▶ **RECORDS PROVIDED**:

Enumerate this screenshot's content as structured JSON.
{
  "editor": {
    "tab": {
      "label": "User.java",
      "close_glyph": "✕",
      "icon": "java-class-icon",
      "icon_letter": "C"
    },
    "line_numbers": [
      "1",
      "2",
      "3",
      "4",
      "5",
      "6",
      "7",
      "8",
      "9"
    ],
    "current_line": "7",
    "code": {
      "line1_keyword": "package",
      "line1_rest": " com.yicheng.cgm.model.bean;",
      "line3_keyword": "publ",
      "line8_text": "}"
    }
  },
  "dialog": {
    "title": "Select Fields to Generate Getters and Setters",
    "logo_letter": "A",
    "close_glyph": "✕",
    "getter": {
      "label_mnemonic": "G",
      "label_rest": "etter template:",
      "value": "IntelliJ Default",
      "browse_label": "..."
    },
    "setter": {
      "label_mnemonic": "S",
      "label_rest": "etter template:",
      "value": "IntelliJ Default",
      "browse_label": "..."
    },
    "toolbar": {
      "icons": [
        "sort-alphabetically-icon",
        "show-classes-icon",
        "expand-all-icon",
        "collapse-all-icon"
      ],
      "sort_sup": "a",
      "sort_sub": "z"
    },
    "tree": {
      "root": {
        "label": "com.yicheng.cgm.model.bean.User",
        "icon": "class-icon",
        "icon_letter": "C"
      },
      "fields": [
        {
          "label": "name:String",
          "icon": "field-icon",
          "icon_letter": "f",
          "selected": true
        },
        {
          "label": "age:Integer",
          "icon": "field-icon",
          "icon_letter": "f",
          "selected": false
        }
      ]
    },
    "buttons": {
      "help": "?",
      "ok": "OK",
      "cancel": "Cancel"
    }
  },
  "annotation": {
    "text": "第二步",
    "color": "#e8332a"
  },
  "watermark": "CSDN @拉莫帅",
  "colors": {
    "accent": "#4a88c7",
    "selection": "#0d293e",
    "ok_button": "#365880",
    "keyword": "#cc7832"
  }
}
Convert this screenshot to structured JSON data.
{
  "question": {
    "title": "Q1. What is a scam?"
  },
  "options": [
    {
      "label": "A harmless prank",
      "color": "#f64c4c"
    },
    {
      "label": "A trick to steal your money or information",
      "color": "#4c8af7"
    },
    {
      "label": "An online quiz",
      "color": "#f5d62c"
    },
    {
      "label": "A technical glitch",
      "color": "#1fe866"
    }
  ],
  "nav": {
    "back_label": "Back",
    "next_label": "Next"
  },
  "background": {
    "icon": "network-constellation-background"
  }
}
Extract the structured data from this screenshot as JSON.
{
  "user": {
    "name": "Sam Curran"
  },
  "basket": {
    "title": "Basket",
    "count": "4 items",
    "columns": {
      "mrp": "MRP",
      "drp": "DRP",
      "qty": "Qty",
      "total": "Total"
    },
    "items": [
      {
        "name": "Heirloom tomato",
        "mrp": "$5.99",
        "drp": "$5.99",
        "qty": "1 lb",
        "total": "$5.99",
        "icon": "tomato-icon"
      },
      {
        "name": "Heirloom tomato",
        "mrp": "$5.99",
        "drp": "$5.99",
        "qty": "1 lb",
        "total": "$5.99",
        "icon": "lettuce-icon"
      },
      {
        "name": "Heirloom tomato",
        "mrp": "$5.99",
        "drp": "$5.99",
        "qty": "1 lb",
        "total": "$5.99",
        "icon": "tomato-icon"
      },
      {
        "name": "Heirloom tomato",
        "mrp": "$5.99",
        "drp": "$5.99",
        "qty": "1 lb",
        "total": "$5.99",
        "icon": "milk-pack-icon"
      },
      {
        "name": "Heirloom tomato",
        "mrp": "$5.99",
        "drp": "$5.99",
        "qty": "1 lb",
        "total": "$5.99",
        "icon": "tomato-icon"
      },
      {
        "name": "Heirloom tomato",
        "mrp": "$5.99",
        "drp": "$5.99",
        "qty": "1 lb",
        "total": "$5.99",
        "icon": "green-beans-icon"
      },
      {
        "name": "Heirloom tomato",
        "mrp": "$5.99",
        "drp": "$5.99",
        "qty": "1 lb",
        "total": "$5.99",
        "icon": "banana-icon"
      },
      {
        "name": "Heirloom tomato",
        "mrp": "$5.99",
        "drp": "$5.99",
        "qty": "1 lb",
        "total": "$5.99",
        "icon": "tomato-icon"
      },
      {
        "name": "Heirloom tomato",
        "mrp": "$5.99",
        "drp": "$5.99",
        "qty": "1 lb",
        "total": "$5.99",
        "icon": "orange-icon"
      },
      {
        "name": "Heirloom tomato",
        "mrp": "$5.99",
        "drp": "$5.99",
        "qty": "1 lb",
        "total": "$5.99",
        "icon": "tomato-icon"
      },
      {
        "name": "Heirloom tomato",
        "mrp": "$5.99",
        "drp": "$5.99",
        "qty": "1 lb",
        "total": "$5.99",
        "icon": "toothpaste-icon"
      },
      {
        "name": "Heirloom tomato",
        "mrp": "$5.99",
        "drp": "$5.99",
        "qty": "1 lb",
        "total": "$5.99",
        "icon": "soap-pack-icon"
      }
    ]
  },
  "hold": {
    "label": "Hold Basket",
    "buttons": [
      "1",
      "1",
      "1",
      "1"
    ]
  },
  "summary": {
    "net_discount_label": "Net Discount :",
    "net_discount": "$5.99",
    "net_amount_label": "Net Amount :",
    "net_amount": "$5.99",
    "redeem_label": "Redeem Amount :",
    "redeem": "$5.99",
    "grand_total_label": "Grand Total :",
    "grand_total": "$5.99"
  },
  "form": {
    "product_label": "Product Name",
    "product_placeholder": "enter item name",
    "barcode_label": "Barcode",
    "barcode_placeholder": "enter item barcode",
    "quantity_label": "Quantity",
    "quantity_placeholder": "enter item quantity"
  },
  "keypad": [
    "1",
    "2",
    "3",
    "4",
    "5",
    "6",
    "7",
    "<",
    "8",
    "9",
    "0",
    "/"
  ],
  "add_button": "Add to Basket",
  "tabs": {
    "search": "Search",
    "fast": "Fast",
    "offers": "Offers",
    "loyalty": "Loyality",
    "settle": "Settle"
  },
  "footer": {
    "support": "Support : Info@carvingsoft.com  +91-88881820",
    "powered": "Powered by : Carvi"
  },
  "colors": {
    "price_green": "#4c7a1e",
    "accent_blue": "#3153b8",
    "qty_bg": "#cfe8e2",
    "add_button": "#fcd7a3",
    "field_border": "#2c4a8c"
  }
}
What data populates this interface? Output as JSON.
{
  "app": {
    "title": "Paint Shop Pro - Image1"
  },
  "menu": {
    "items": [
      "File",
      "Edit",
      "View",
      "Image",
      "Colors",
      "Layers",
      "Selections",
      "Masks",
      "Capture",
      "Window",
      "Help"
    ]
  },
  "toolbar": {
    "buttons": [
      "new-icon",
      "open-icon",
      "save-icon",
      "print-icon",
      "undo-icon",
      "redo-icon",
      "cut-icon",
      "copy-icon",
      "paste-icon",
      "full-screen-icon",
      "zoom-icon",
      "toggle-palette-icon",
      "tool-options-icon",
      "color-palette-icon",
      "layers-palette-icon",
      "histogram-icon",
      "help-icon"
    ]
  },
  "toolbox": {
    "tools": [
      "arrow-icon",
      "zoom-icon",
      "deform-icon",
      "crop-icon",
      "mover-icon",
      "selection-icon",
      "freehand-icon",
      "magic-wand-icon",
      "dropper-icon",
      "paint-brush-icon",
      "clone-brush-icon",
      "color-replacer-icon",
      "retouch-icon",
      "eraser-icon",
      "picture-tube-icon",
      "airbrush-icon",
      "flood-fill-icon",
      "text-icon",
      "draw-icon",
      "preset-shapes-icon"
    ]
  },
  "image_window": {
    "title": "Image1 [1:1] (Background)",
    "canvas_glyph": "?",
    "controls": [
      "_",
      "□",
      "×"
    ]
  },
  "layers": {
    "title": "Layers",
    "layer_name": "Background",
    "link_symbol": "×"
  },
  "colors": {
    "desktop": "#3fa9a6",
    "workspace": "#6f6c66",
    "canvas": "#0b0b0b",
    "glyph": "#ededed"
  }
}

▶ **DESCRIPTION OF THE TASK**:
Quote, without alteration, the final stretch of the entries: the line with "What data populates" onward to the last line.

▶ **OUTPUT FOR THIS TASK**:
What data populates this interface? Output as JSON.
{
  "app": {
    "title": "Paint Shop Pro - Image1"
  },
  "menu": {
    "items": [
      "File",
      "Edit",
      "View",
      "Image",
      "Colors",
      "Layers",
      "Selections",
      "Masks",
      "Capture",
      "Window",
      "Help"
    ]
  },
  "toolbar": {
    "buttons": [
      "new-icon",
      "open-icon",
      "save-icon",
      "print-icon",
      "undo-icon",
      "redo-icon",
      "cut-icon",
      "copy-icon",
      "paste-icon",
      "full-screen-icon",
      "zoom-icon",
      "toggle-palette-icon",
      "tool-options-icon",
      "color-palette-icon",
      "layers-palette-icon",
      "histogram-icon",
      "help-icon"
    ]
  },
  "toolbox": {
    "tools": [
      "arrow-icon",
      "zoom-icon",
      "deform-icon",
      "crop-icon",
      "mover-icon",
      "selection-icon",
      "freehand-icon",
      "magic-wand-icon",
      "dropper-icon",
      "paint-brush-icon",
      "clone-brush-icon",
      "color-replacer-icon",
      "retouch-icon",
      "eraser-icon",
      "picture-tube-icon",
      "airbrush-icon",
      "flood-fill-icon",
      "text-icon",
      "draw-icon",
      "preset-shapes-icon"
    ]
  },
  "image_window": {
    "title": "Image1 [1:1] (Background)",
    "canvas_glyph": "?",
    "controls": [
      "_",
      "□",
      "×"
    ]
  },
  "layers": {
    "title": "Layers",
    "layer_name": "Background",
    "link_symbol": "×"
  },
  "colors": {
    "desktop": "#3fa9a6",
    "workspace": "#6f6c66",
    "canvas": "#0b0b0b",
    "glyph": "#ededed"
  }
}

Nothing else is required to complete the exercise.